(Data excerpts)
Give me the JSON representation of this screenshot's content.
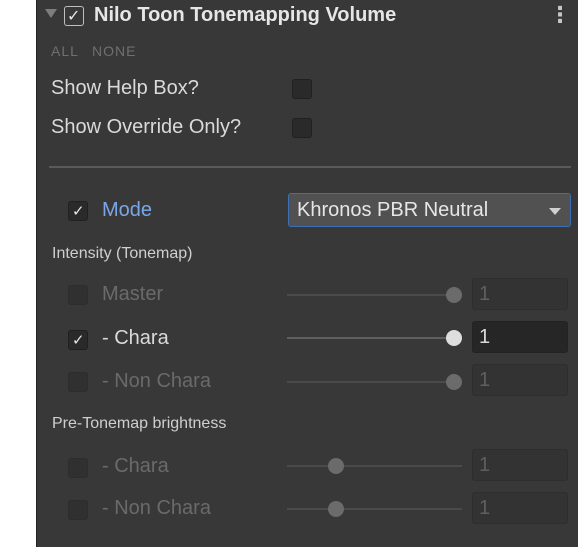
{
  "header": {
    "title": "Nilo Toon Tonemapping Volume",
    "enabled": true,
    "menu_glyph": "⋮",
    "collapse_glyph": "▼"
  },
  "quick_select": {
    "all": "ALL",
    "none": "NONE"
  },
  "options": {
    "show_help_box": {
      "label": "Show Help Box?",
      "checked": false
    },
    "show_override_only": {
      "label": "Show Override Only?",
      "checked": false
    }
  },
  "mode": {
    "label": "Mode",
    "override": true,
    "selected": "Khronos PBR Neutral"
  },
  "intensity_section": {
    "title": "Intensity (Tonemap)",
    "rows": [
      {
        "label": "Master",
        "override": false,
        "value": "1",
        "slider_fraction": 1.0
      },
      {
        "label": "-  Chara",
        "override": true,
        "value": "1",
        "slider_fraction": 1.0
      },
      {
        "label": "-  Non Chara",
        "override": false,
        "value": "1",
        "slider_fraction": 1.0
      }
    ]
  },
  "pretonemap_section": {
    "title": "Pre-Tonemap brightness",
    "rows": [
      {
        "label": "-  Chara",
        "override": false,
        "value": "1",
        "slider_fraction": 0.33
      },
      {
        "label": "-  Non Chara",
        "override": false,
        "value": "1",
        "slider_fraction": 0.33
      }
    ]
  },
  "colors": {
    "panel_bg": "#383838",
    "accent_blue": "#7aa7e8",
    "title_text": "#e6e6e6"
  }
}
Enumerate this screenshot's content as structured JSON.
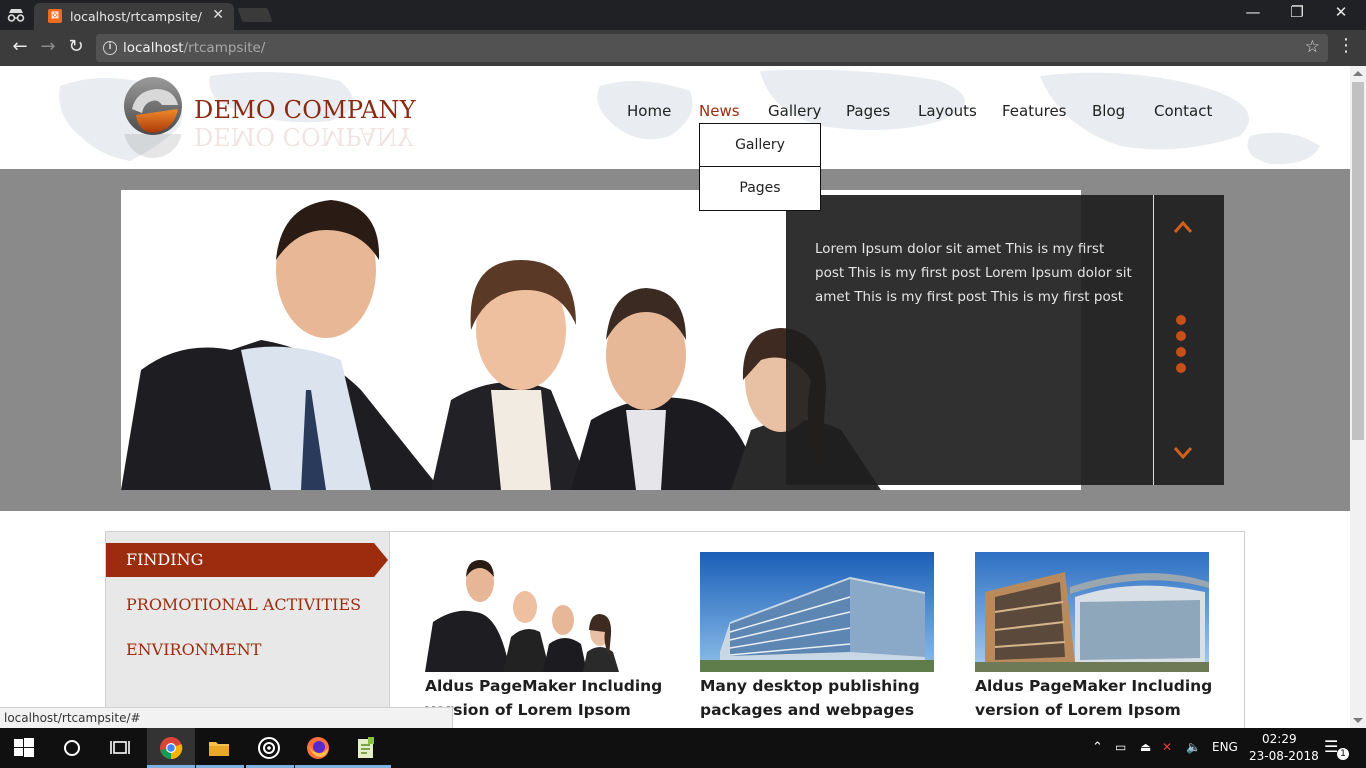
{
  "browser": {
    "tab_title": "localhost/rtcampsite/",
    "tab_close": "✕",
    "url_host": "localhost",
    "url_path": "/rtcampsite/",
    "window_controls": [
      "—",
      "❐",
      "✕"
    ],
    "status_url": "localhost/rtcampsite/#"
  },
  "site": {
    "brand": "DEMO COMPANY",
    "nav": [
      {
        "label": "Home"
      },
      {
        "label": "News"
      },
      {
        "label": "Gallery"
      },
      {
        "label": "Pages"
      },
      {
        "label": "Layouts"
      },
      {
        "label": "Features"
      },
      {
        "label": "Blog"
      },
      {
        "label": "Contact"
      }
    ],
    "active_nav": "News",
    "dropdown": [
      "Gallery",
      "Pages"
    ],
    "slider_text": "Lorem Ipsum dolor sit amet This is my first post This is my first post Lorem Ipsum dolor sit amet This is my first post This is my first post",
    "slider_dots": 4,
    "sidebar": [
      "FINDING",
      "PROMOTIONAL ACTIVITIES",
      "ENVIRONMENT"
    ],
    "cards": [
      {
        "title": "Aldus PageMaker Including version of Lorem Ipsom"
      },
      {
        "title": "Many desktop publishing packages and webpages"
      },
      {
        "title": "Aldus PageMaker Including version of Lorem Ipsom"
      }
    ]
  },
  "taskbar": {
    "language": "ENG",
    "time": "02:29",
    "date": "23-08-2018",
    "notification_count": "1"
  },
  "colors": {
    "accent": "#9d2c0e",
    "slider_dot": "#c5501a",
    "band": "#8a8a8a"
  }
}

(Stated exercise): Output the full set of records above without changing a word, and drop the images.

(Answer for the task):
Give me the JSON representation of this screenshot's content.
{
  "header": {
    "title": "Nilo Toon Tonemapping Volume",
    "enabled": true,
    "menu_glyph": "⋮",
    "collapse_glyph": "▼"
  },
  "quick_select": {
    "all": "ALL",
    "none": "NONE"
  },
  "options": {
    "show_help_box": {
      "label": "Show Help Box?",
      "checked": false
    },
    "show_override_only": {
      "label": "Show Override Only?",
      "checked": false
    }
  },
  "mode": {
    "label": "Mode",
    "override": true,
    "selected": "Khronos PBR Neutral"
  },
  "intensity_section": {
    "title": "Intensity (Tonemap)",
    "rows": [
      {
        "label": "Master",
        "override": false,
        "value": "1",
        "slider_fraction": 1.0
      },
      {
        "label": "-  Chara",
        "override": true,
        "value": "1",
        "slider_fraction": 1.0
      },
      {
        "label": "-  Non Chara",
        "override": false,
        "value": "1",
        "slider_fraction": 1.0
      }
    ]
  },
  "pretonemap_section": {
    "title": "Pre-Tonemap brightness",
    "rows": [
      {
        "label": "-  Chara",
        "override": false,
        "value": "1",
        "slider_fraction": 0.33
      },
      {
        "label": "-  Non Chara",
        "override": false,
        "value": "1",
        "slider_fraction": 0.33
      }
    ]
  },
  "colors": {
    "panel_bg": "#383838",
    "accent_blue": "#7aa7e8",
    "title_text": "#e6e6e6"
  }
}
Enumerate this screenshot's content as structured JSON.
{
  "browser": {
    "tab_title": "localhost/rtcampsite/",
    "tab_close": "✕",
    "url_host": "localhost",
    "url_path": "/rtcampsite/",
    "window_controls": [
      "—",
      "❐",
      "✕"
    ],
    "status_url": "localhost/rtcampsite/#"
  },
  "site": {
    "brand": "DEMO COMPANY",
    "nav": [
      {
        "label": "Home"
      },
      {
        "label": "News"
      },
      {
        "label": "Gallery"
      },
      {
        "label": "Pages"
      },
      {
        "label": "Layouts"
      },
      {
        "label": "Features"
      },
      {
        "label": "Blog"
      },
      {
        "label": "Contact"
      }
    ],
    "active_nav": "News",
    "dropdown": [
      "Gallery",
      "Pages"
    ],
    "slider_text": "Lorem Ipsum dolor sit amet This is my first post This is my first post Lorem Ipsum dolor sit amet This is my first post This is my first post",
    "slider_dots": 4,
    "sidebar": [
      "FINDING",
      "PROMOTIONAL ACTIVITIES",
      "ENVIRONMENT"
    ],
    "cards": [
      {
        "title": "Aldus PageMaker Including version of Lorem Ipsom"
      },
      {
        "title": "Many desktop publishing packages and webpages"
      },
      {
        "title": "Aldus PageMaker Including version of Lorem Ipsom"
      }
    ]
  },
  "taskbar": {
    "language": "ENG",
    "time": "02:29",
    "date": "23-08-2018",
    "notification_count": "1"
  },
  "colors": {
    "accent": "#9d2c0e",
    "slider_dot": "#c5501a",
    "band": "#8a8a8a"
  }
}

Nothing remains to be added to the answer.